The request - Can you pull out each line of the data below that includes the word "this"?
════════════════════
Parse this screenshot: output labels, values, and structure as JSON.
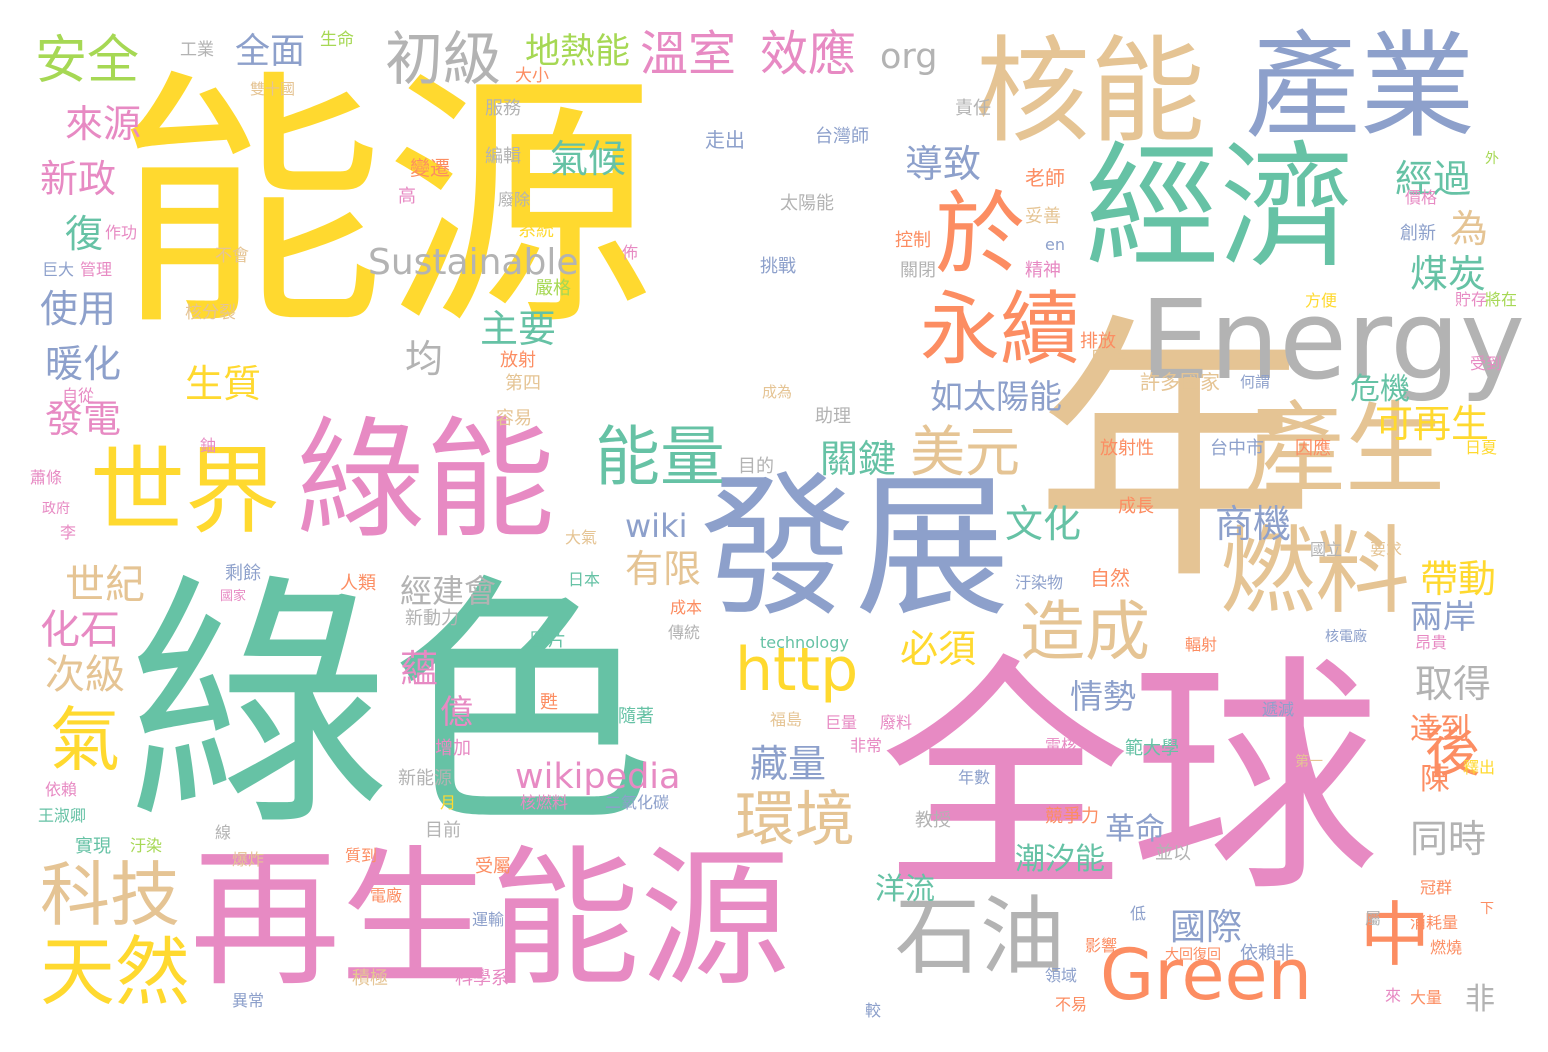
{
  "word_cloud": {
    "palette": {
      "yellow": "#FFD92F",
      "green": "#66C2A5",
      "pink": "#E78AC3",
      "blue": "#8DA0CB",
      "tan": "#E5C494",
      "orange": "#FC8D62",
      "lime": "#A6D854",
      "gray": "#B3B3B3"
    },
    "words": [
      {
        "text": "能源",
        "color": "#FFD92F"
      },
      {
        "text": "綠色",
        "color": "#66C2A5"
      },
      {
        "text": "全球",
        "color": "#E78AC3"
      },
      {
        "text": "年",
        "color": "#E5C494"
      },
      {
        "text": "再生能源",
        "color": "#E78AC3"
      },
      {
        "text": "發展",
        "color": "#8DA0CB"
      },
      {
        "text": "經濟",
        "color": "#66C2A5"
      },
      {
        "text": "產業",
        "color": "#8DA0CB"
      },
      {
        "text": "核能",
        "color": "#E5C494"
      },
      {
        "text": "綠能",
        "color": "#E78AC3"
      },
      {
        "text": "Energy",
        "color": "#B3B3B3"
      },
      {
        "text": "世界",
        "color": "#FFD92F"
      },
      {
        "text": "產生",
        "color": "#E5C494"
      },
      {
        "text": "燃料",
        "color": "#E5C494"
      },
      {
        "text": "於",
        "color": "#FC8D62"
      },
      {
        "text": "永續",
        "color": "#FC8D62"
      },
      {
        "text": "Green",
        "color": "#FC8D62"
      },
      {
        "text": "中",
        "color": "#FC8D62"
      },
      {
        "text": "造成",
        "color": "#E5C494"
      },
      {
        "text": "石油",
        "color": "#B3B3B3"
      },
      {
        "text": "http",
        "color": "#FFD92F"
      },
      {
        "text": "能量",
        "color": "#66C2A5"
      },
      {
        "text": "環境",
        "color": "#E5C494"
      },
      {
        "text": "科技",
        "color": "#E5C494"
      },
      {
        "text": "天然",
        "color": "#FFD92F"
      },
      {
        "text": "氣",
        "color": "#FFD92F"
      },
      {
        "text": "安全",
        "color": "#A6D854"
      },
      {
        "text": "初級",
        "color": "#B3B3B3"
      },
      {
        "text": "溫室",
        "color": "#E78AC3"
      },
      {
        "text": "效應",
        "color": "#E78AC3"
      },
      {
        "text": "美元",
        "color": "#E5C494"
      },
      {
        "text": "後",
        "color": "#FC8D62"
      },
      {
        "text": "Sustainable",
        "color": "#B3B3B3"
      },
      {
        "text": "wikipedia",
        "color": "#E78AC3"
      },
      {
        "text": "全面",
        "color": "#8DA0CB"
      },
      {
        "text": "org",
        "color": "#B3B3B3"
      },
      {
        "text": "地熱能",
        "color": "#A6D854"
      },
      {
        "text": "來源",
        "color": "#E78AC3"
      },
      {
        "text": "氣候",
        "color": "#66C2A5"
      },
      {
        "text": "導致",
        "color": "#8DA0CB"
      },
      {
        "text": "經過",
        "color": "#66C2A5"
      },
      {
        "text": "為",
        "color": "#E5C494"
      },
      {
        "text": "煤炭",
        "color": "#66C2A5"
      },
      {
        "text": "主要",
        "color": "#66C2A5"
      },
      {
        "text": "均",
        "color": "#B3B3B3"
      },
      {
        "text": "如太陽能",
        "color": "#8DA0CB"
      },
      {
        "text": "危機",
        "color": "#66C2A5"
      },
      {
        "text": "可再生",
        "color": "#FFD92F"
      },
      {
        "text": "關鍵",
        "color": "#66C2A5"
      },
      {
        "text": "wiki",
        "color": "#8DA0CB"
      },
      {
        "text": "有限",
        "color": "#E5C494"
      },
      {
        "text": "文化",
        "color": "#66C2A5"
      },
      {
        "text": "商機",
        "color": "#8DA0CB"
      },
      {
        "text": "帶動",
        "color": "#FFD92F"
      },
      {
        "text": "兩岸",
        "color": "#8DA0CB"
      },
      {
        "text": "新政",
        "color": "#E78AC3"
      },
      {
        "text": "復",
        "color": "#66C2A5"
      },
      {
        "text": "使用",
        "color": "#8DA0CB"
      },
      {
        "text": "暖化",
        "color": "#8DA0CB"
      },
      {
        "text": "發電",
        "color": "#E78AC3"
      },
      {
        "text": "生質",
        "color": "#FFD92F"
      },
      {
        "text": "世紀",
        "color": "#E5C494"
      },
      {
        "text": "化石",
        "color": "#E78AC3"
      },
      {
        "text": "次級",
        "color": "#E5C494"
      },
      {
        "text": "經建會",
        "color": "#B3B3B3"
      },
      {
        "text": "必須",
        "color": "#FFD92F"
      },
      {
        "text": "蘊",
        "color": "#E78AC3"
      },
      {
        "text": "情勢",
        "color": "#8DA0CB"
      },
      {
        "text": "億",
        "color": "#E78AC3"
      },
      {
        "text": "藏量",
        "color": "#8DA0CB"
      },
      {
        "text": "取得",
        "color": "#B3B3B3"
      },
      {
        "text": "達到",
        "color": "#FC8D62"
      },
      {
        "text": "陳",
        "color": "#FC8D62"
      },
      {
        "text": "革命",
        "color": "#8DA0CB"
      },
      {
        "text": "同時",
        "color": "#B3B3B3"
      },
      {
        "text": "洋流",
        "color": "#66C2A5"
      },
      {
        "text": "潮汐能",
        "color": "#66C2A5"
      },
      {
        "text": "國際",
        "color": "#8DA0CB"
      },
      {
        "text": "非",
        "color": "#B3B3B3"
      },
      {
        "text": "工業",
        "color": "#B3B3B3"
      },
      {
        "text": "生命",
        "color": "#A6D854"
      },
      {
        "text": "大小",
        "color": "#FC8D62"
      },
      {
        "text": "雙十國",
        "color": "#E5C494"
      },
      {
        "text": "服務",
        "color": "#B3B3B3"
      },
      {
        "text": "編輯",
        "color": "#B3B3B3"
      },
      {
        "text": "變遷",
        "color": "#FC8D62"
      },
      {
        "text": "走出",
        "color": "#8DA0CB"
      },
      {
        "text": "責任",
        "color": "#B3B3B3"
      },
      {
        "text": "台灣師",
        "color": "#8DA0CB"
      },
      {
        "text": "老師",
        "color": "#FC8D62"
      },
      {
        "text": "外",
        "color": "#A6D854"
      },
      {
        "text": "太陽能",
        "color": "#B3B3B3"
      },
      {
        "text": "控制",
        "color": "#FC8D62"
      },
      {
        "text": "妥善",
        "color": "#E5C494"
      },
      {
        "text": "價格",
        "color": "#E78AC3"
      },
      {
        "text": "創新",
        "color": "#8DA0CB"
      },
      {
        "text": "挑戰",
        "color": "#8DA0CB"
      },
      {
        "text": "精神",
        "color": "#E78AC3"
      },
      {
        "text": "en",
        "color": "#8DA0CB"
      },
      {
        "text": "關閉",
        "color": "#B3B3B3"
      },
      {
        "text": "不會",
        "color": "#E5C494"
      },
      {
        "text": "核分裂",
        "color": "#E5C494"
      },
      {
        "text": "嚴格",
        "color": "#A6D854"
      },
      {
        "text": "巨大",
        "color": "#8DA0CB"
      },
      {
        "text": "管理",
        "color": "#E78AC3"
      },
      {
        "text": "作功",
        "color": "#E78AC3"
      },
      {
        "text": "系統",
        "color": "#FFD92F"
      },
      {
        "text": "佈",
        "color": "#E78AC3"
      },
      {
        "text": "高",
        "color": "#E78AC3"
      },
      {
        "text": "廢除",
        "color": "#B3B3B3"
      },
      {
        "text": "方便",
        "color": "#FFD92F"
      },
      {
        "text": "貯存",
        "color": "#E78AC3"
      },
      {
        "text": "將在",
        "color": "#A6D854"
      },
      {
        "text": "排放",
        "color": "#FC8D62"
      },
      {
        "text": "反應",
        "color": "#E5C494"
      },
      {
        "text": "放射",
        "color": "#FC8D62"
      },
      {
        "text": "第四",
        "color": "#E5C494"
      },
      {
        "text": "容易",
        "color": "#E5C494"
      },
      {
        "text": "成為",
        "color": "#E5C494"
      },
      {
        "text": "許多國家",
        "color": "#E5C494"
      },
      {
        "text": "何謂",
        "color": "#8DA0CB"
      },
      {
        "text": "受到",
        "color": "#E78AC3"
      },
      {
        "text": "自從",
        "color": "#E78AC3"
      },
      {
        "text": "鈾",
        "color": "#E78AC3"
      },
      {
        "text": "助理",
        "color": "#B3B3B3"
      },
      {
        "text": "放射性",
        "color": "#FC8D62"
      },
      {
        "text": "台中市",
        "color": "#8DA0CB"
      },
      {
        "text": "因應",
        "color": "#FC8D62"
      },
      {
        "text": "日夏",
        "color": "#FFD92F"
      },
      {
        "text": "目的",
        "color": "#B3B3B3"
      },
      {
        "text": "蕭條",
        "color": "#E78AC3"
      },
      {
        "text": "政府",
        "color": "#E78AC3"
      },
      {
        "text": "成長",
        "color": "#FC8D62"
      },
      {
        "text": "李",
        "color": "#E78AC3"
      },
      {
        "text": "大氣",
        "color": "#E5C494"
      },
      {
        "text": "國立",
        "color": "#B3B3B3"
      },
      {
        "text": "要求",
        "color": "#E5C494"
      },
      {
        "text": "剩餘",
        "color": "#8DA0CB"
      },
      {
        "text": "人類",
        "color": "#FC8D62"
      },
      {
        "text": "日本",
        "color": "#66C2A5"
      },
      {
        "text": "國家",
        "color": "#E78AC3"
      },
      {
        "text": "汙染物",
        "color": "#8DA0CB"
      },
      {
        "text": "自然",
        "color": "#FC8D62"
      },
      {
        "text": "新動力",
        "color": "#B3B3B3"
      },
      {
        "text": "成本",
        "color": "#FC8D62"
      },
      {
        "text": "technology",
        "color": "#66C2A5"
      },
      {
        "text": "圖片",
        "color": "#66C2A5"
      },
      {
        "text": "傳統",
        "color": "#B3B3B3"
      },
      {
        "text": "昂貴",
        "color": "#E78AC3"
      },
      {
        "text": "輻射",
        "color": "#FC8D62"
      },
      {
        "text": "核電廠",
        "color": "#8DA0CB"
      },
      {
        "text": "甦",
        "color": "#FC8D62"
      },
      {
        "text": "隨著",
        "color": "#66C2A5"
      },
      {
        "text": "福島",
        "color": "#E5C494"
      },
      {
        "text": "巨量",
        "color": "#E78AC3"
      },
      {
        "text": "廢料",
        "color": "#E78AC3"
      },
      {
        "text": "遞減",
        "color": "#8DA0CB"
      },
      {
        "text": "非常",
        "color": "#E78AC3"
      },
      {
        "text": "電核",
        "color": "#E78AC3"
      },
      {
        "text": "範大學",
        "color": "#66C2A5"
      },
      {
        "text": "增加",
        "color": "#E78AC3"
      },
      {
        "text": "新能源",
        "color": "#B3B3B3"
      },
      {
        "text": "年數",
        "color": "#8DA0CB"
      },
      {
        "text": "第一",
        "color": "#E5C494"
      },
      {
        "text": "釋出",
        "color": "#FFD92F"
      },
      {
        "text": "依賴",
        "color": "#E78AC3"
      },
      {
        "text": "月",
        "color": "#FFD92F"
      },
      {
        "text": "核燃料",
        "color": "#E78AC3"
      },
      {
        "text": "二氧化碳",
        "color": "#8DA0CB"
      },
      {
        "text": "王淑卿",
        "color": "#66C2A5"
      },
      {
        "text": "線",
        "color": "#B3B3B3"
      },
      {
        "text": "目前",
        "color": "#B3B3B3"
      },
      {
        "text": "教授",
        "color": "#B3B3B3"
      },
      {
        "text": "競爭力",
        "color": "#FC8D62"
      },
      {
        "text": "實現",
        "color": "#66C2A5"
      },
      {
        "text": "汙染",
        "color": "#A6D854"
      },
      {
        "text": "爆炸",
        "color": "#E5C494"
      },
      {
        "text": "質到",
        "color": "#FC8D62"
      },
      {
        "text": "受屬",
        "color": "#FC8D62"
      },
      {
        "text": "並以",
        "color": "#B3B3B3"
      },
      {
        "text": "冠群",
        "color": "#FC8D62"
      },
      {
        "text": "電廠",
        "color": "#FC8D62"
      },
      {
        "text": "運輸",
        "color": "#8DA0CB"
      },
      {
        "text": "低",
        "color": "#8DA0CB"
      },
      {
        "text": "屬",
        "color": "#B3B3B3"
      },
      {
        "text": "消耗量",
        "color": "#FC8D62"
      },
      {
        "text": "下",
        "color": "#FC8D62"
      },
      {
        "text": "影響",
        "color": "#FC8D62"
      },
      {
        "text": "積極",
        "color": "#E5C494"
      },
      {
        "text": "科學系",
        "color": "#E78AC3"
      },
      {
        "text": "大回復回",
        "color": "#FC8D62"
      },
      {
        "text": "依賴非",
        "color": "#8DA0CB"
      },
      {
        "text": "燃燒",
        "color": "#FC8D62"
      },
      {
        "text": "異常",
        "color": "#8DA0CB"
      },
      {
        "text": "領域",
        "color": "#8DA0CB"
      },
      {
        "text": "不易",
        "color": "#FC8D62"
      },
      {
        "text": "來",
        "color": "#E78AC3"
      },
      {
        "text": "大量",
        "color": "#FC8D62"
      },
      {
        "text": "較",
        "color": "#8DA0CB"
      }
    ]
  }
}
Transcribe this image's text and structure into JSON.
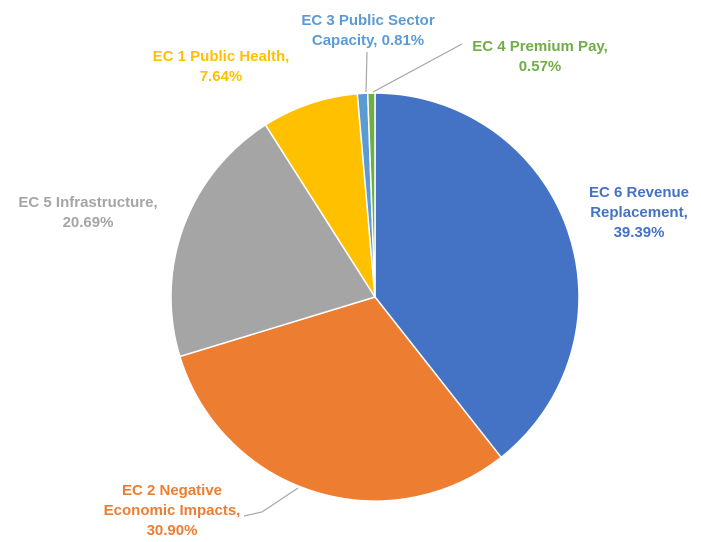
════════════════════
Response -
Parse this screenshot: output labels, values, and structure as JSON.
Transcribe this image's text and structure into JSON.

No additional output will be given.